(Dataset records)
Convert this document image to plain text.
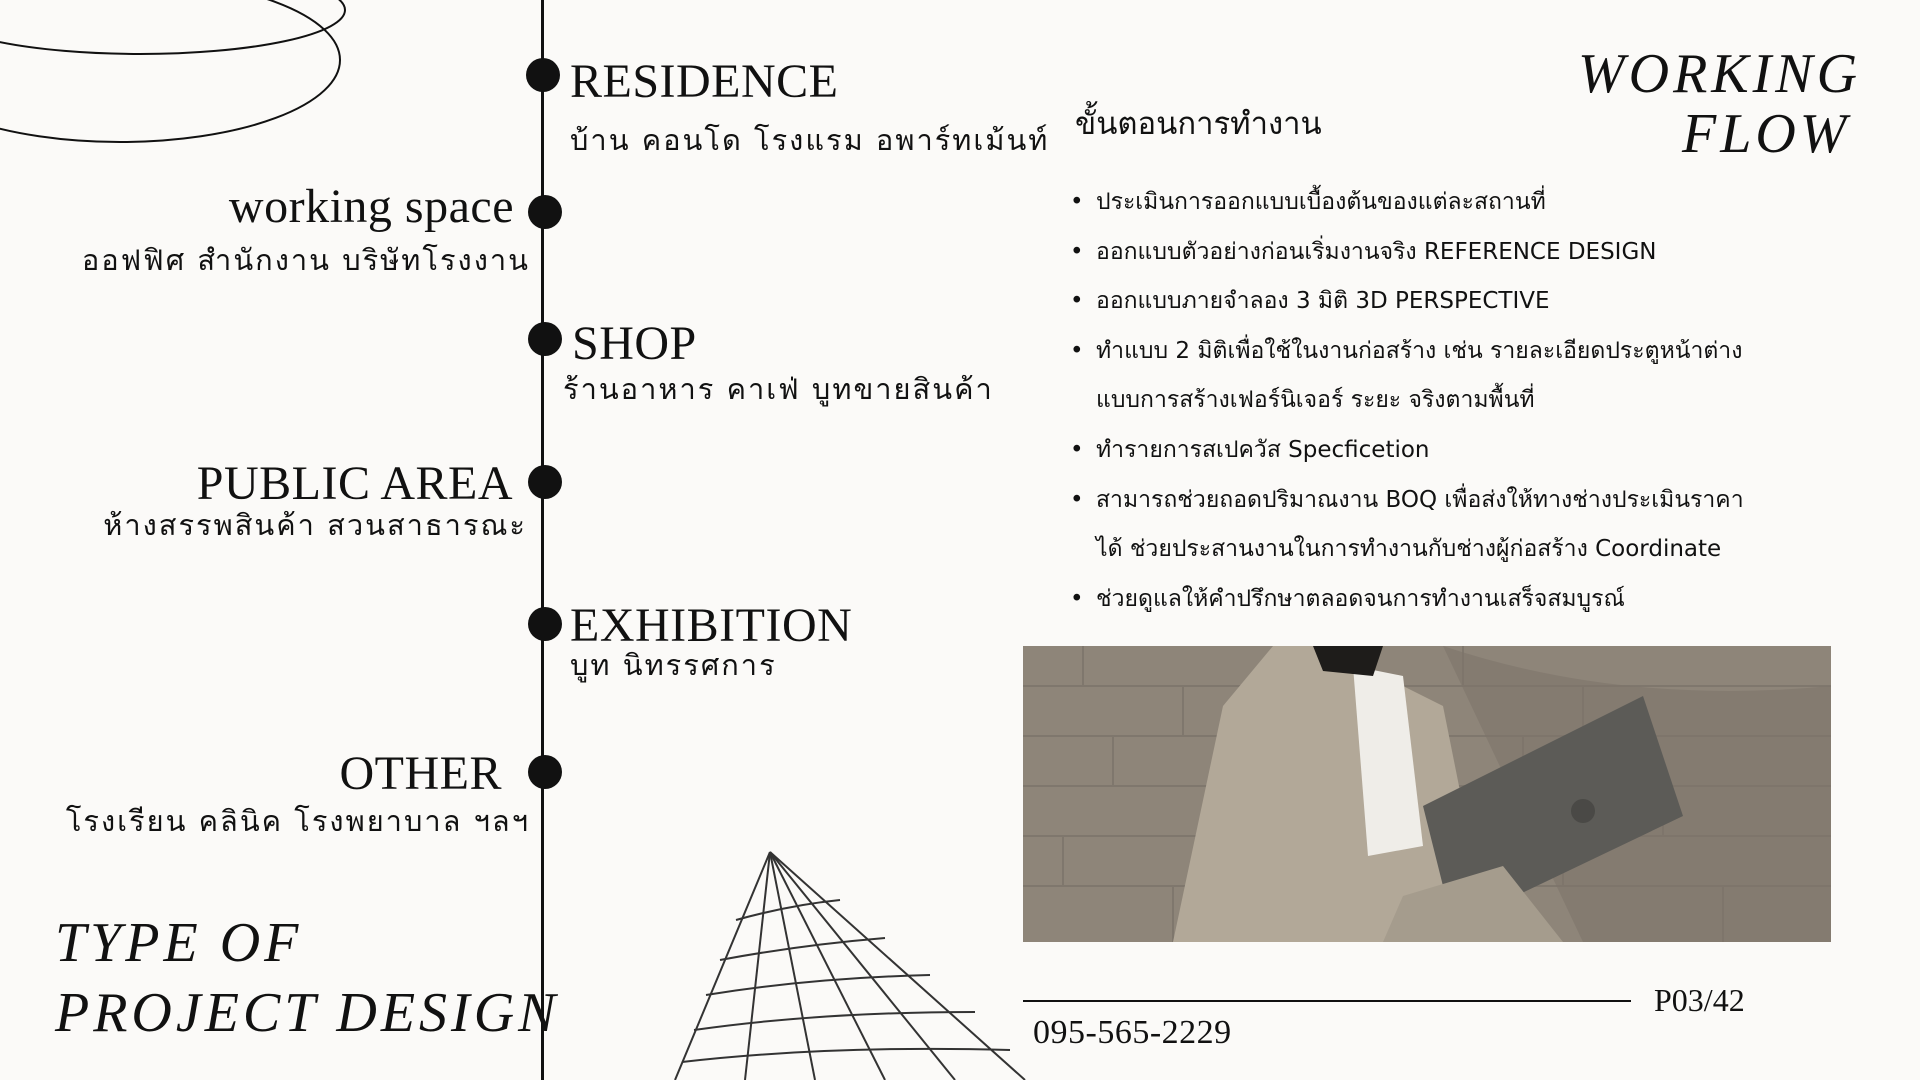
RESIDENCE
บ้าน คอนโด โรงแรม อพาร์ทเม้นท์
working space
ออฟฟิศ สำนักงาน บริษัทโรงงาน
SHOP
ร้านอาหาร คาเฟ่ บูทขายสินค้า
PUBLIC AREA
ห้างสรรพสินค้า สวนสาธารณะ
EXHIBITION
บูท นิทรรศการ
OTHER
โรงเรียน คลินิค โรงพยาบาล ฯลฯ
TYPE OF
PROJECT DESIGN
WORKING
FLOW
ขั้นตอนการทำงาน
• ประเมินการออกแบบเบื้องต้นของแต่ละสถานที่
• ออกแบบตัวอย่างก่อนเริ่มงานจริง REFERENCE DESIGN
• ออกแบบภายจำลอง 3 มิติ 3D PERSPECTIVE
• ทำแบบ 2 มิติเพื่อใช้ในงานก่อสร้าง เช่น รายละเอียดประตูหน้าต่าง
แบบการสร้างเฟอร์นิเจอร์ ระยะ จริงตามพื้นที่
• ทำรายการสเปควัส Specficetion
• สามารถช่วยถอดปริมาณงาน BOQ เพื่อส่งให้ทางช่างประเมินราคา
ได้ ช่วยประสานงานในการทำงานกับช่างผู้ก่อสร้าง Coordinate
• ช่วยดูแลให้คำปรึกษาตลอดจนการทำงานเสร็จสมบูรณ์
P03/42
095-565-2229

§ Your task
Output every entry word for word, but omit the pictures.

§ Task solution
Convert this document image to plain text.
RESIDENCE
บ้าน คอนโด โรงแรม อพาร์ทเม้นท์
working space
ออฟฟิศ สำนักงาน บริษัทโรงงาน
SHOP
ร้านอาหาร คาเฟ่ บูทขายสินค้า
PUBLIC AREA
ห้างสรรพสินค้า สวนสาธารณะ
EXHIBITION
บูท นิทรรศการ
OTHER
โรงเรียน คลินิค โรงพยาบาล ฯลฯ
TYPE OF
PROJECT DESIGN
WORKING
FLOW
ขั้นตอนการทำงาน
• ประเมินการออกแบบเบื้องต้นของแต่ละสถานที่
• ออกแบบตัวอย่างก่อนเริ่มงานจริง REFERENCE DESIGN
• ออกแบบภายจำลอง 3 มิติ 3D PERSPECTIVE
• ทำแบบ 2 มิติเพื่อใช้ในงานก่อสร้าง เช่น รายละเอียดประตูหน้าต่าง
แบบการสร้างเฟอร์นิเจอร์ ระยะ จริงตามพื้นที่
• ทำรายการสเปควัส Specficetion
• สามารถช่วยถอดปริมาณงาน BOQ เพื่อส่งให้ทางช่างประเมินราคา
ได้ ช่วยประสานงานในการทำงานกับช่างผู้ก่อสร้าง Coordinate
• ช่วยดูแลให้คำปรึกษาตลอดจนการทำงานเสร็จสมบูรณ์
P03/42
095-565-2229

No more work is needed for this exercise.